- Task statement
Make an exact copy of each entry, leaving out every picture.
** START OF Supplied material **
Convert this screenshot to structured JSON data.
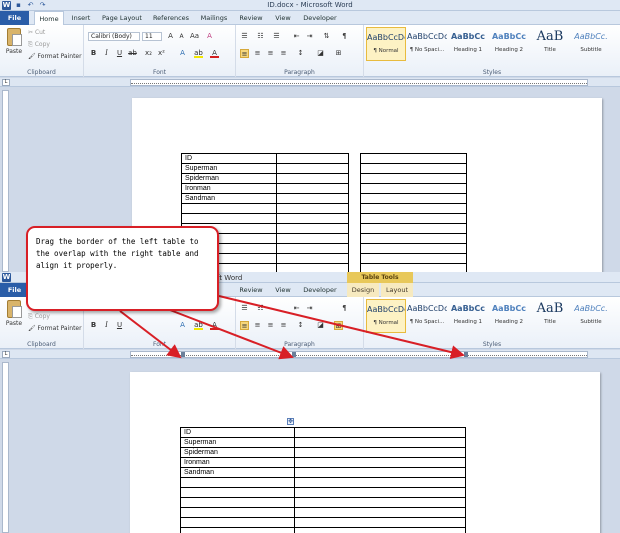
{
  "top": {
    "title": "ID.docx - Microsoft Word",
    "tabs": [
      "File",
      "Home",
      "Insert",
      "Page Layout",
      "References",
      "Mailings",
      "Review",
      "View",
      "Developer"
    ],
    "clipboard": {
      "paste": "Paste",
      "cut": "Cut",
      "copy": "Copy",
      "format_painter": "Format Painter",
      "label": "Clipboard"
    },
    "font": {
      "name": "Calibri (Body)",
      "size": "11",
      "label": "Font"
    },
    "paragraph_label": "Paragraph",
    "styles_label": "Styles",
    "styles": [
      {
        "preview": "AaBbCcDc",
        "name": "¶ Normal"
      },
      {
        "preview": "AaBbCcDc",
        "name": "¶ No Spaci..."
      },
      {
        "preview": "AaBbCc",
        "name": "Heading 1"
      },
      {
        "preview": "AaBbCc",
        "name": "Heading 2"
      },
      {
        "preview": "AaB",
        "name": "Title"
      },
      {
        "preview": "AaBbCc.",
        "name": "Subtitle"
      }
    ],
    "table_rows": [
      "ID",
      "Superman",
      "Spiderman",
      "Ironman",
      "Sandman",
      "",
      "",
      "",
      "",
      "",
      "",
      "",
      "",
      ""
    ]
  },
  "bottom": {
    "title_fragment": "ft Word",
    "context_tab": "Table Tools",
    "tabs_right": [
      "Review",
      "View",
      "Developer",
      "Design",
      "Layout"
    ],
    "clipboard": {
      "paste": "Paste",
      "copy": "Copy",
      "format_painter": "Format Painter",
      "label": "Clipboard"
    },
    "font_label": "Font",
    "paragraph_label": "Paragraph",
    "styles_label": "Styles",
    "styles": [
      {
        "preview": "AaBbCcDc",
        "name": "¶ Normal"
      },
      {
        "preview": "AaBbCcDc",
        "name": "¶ No Spaci..."
      },
      {
        "preview": "AaBbCc",
        "name": "Heading 1"
      },
      {
        "preview": "AaBbCc",
        "name": "Heading 2"
      },
      {
        "preview": "AaB",
        "name": "Title"
      },
      {
        "preview": "AaBbCc.",
        "name": "Subtitle"
      }
    ],
    "table_rows": [
      "ID",
      "Superman",
      "Spiderman",
      "Ironman",
      "Sandman",
      "",
      "",
      "",
      "",
      "",
      ""
    ]
  },
  "callout": {
    "text": "Drag the border of the left table to the overlap with the right table and align it properly."
  },
  "colors": {
    "callout_border": "#d81f26",
    "arrow": "#d81f26",
    "file_tab": "#2a5da8"
  }
}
** END OF Supplied material **
- Solution for this task
Convert this screenshot to structured JSON data.
{
  "top": {
    "title": "ID.docx - Microsoft Word",
    "tabs": [
      "File",
      "Home",
      "Insert",
      "Page Layout",
      "References",
      "Mailings",
      "Review",
      "View",
      "Developer"
    ],
    "clipboard": {
      "paste": "Paste",
      "cut": "Cut",
      "copy": "Copy",
      "format_painter": "Format Painter",
      "label": "Clipboard"
    },
    "font": {
      "name": "Calibri (Body)",
      "size": "11",
      "label": "Font"
    },
    "paragraph_label": "Paragraph",
    "styles_label": "Styles",
    "styles": [
      {
        "preview": "AaBbCcDc",
        "name": "¶ Normal"
      },
      {
        "preview": "AaBbCcDc",
        "name": "¶ No Spaci..."
      },
      {
        "preview": "AaBbCc",
        "name": "Heading 1"
      },
      {
        "preview": "AaBbCc",
        "name": "Heading 2"
      },
      {
        "preview": "AaB",
        "name": "Title"
      },
      {
        "preview": "AaBbCc.",
        "name": "Subtitle"
      }
    ],
    "table_rows": [
      "ID",
      "Superman",
      "Spiderman",
      "Ironman",
      "Sandman",
      "",
      "",
      "",
      "",
      "",
      "",
      "",
      "",
      ""
    ]
  },
  "bottom": {
    "title_fragment": "ft Word",
    "context_tab": "Table Tools",
    "tabs_right": [
      "Review",
      "View",
      "Developer",
      "Design",
      "Layout"
    ],
    "clipboard": {
      "paste": "Paste",
      "copy": "Copy",
      "format_painter": "Format Painter",
      "label": "Clipboard"
    },
    "font_label": "Font",
    "paragraph_label": "Paragraph",
    "styles_label": "Styles",
    "styles": [
      {
        "preview": "AaBbCcDc",
        "name": "¶ Normal"
      },
      {
        "preview": "AaBbCcDc",
        "name": "¶ No Spaci..."
      },
      {
        "preview": "AaBbCc",
        "name": "Heading 1"
      },
      {
        "preview": "AaBbCc",
        "name": "Heading 2"
      },
      {
        "preview": "AaB",
        "name": "Title"
      },
      {
        "preview": "AaBbCc.",
        "name": "Subtitle"
      }
    ],
    "table_rows": [
      "ID",
      "Superman",
      "Spiderman",
      "Ironman",
      "Sandman",
      "",
      "",
      "",
      "",
      "",
      ""
    ]
  },
  "callout": {
    "text": "Drag the border of the left table to the overlap with the right table and align it properly."
  },
  "colors": {
    "callout_border": "#d81f26",
    "arrow": "#d81f26",
    "file_tab": "#2a5da8"
  }
}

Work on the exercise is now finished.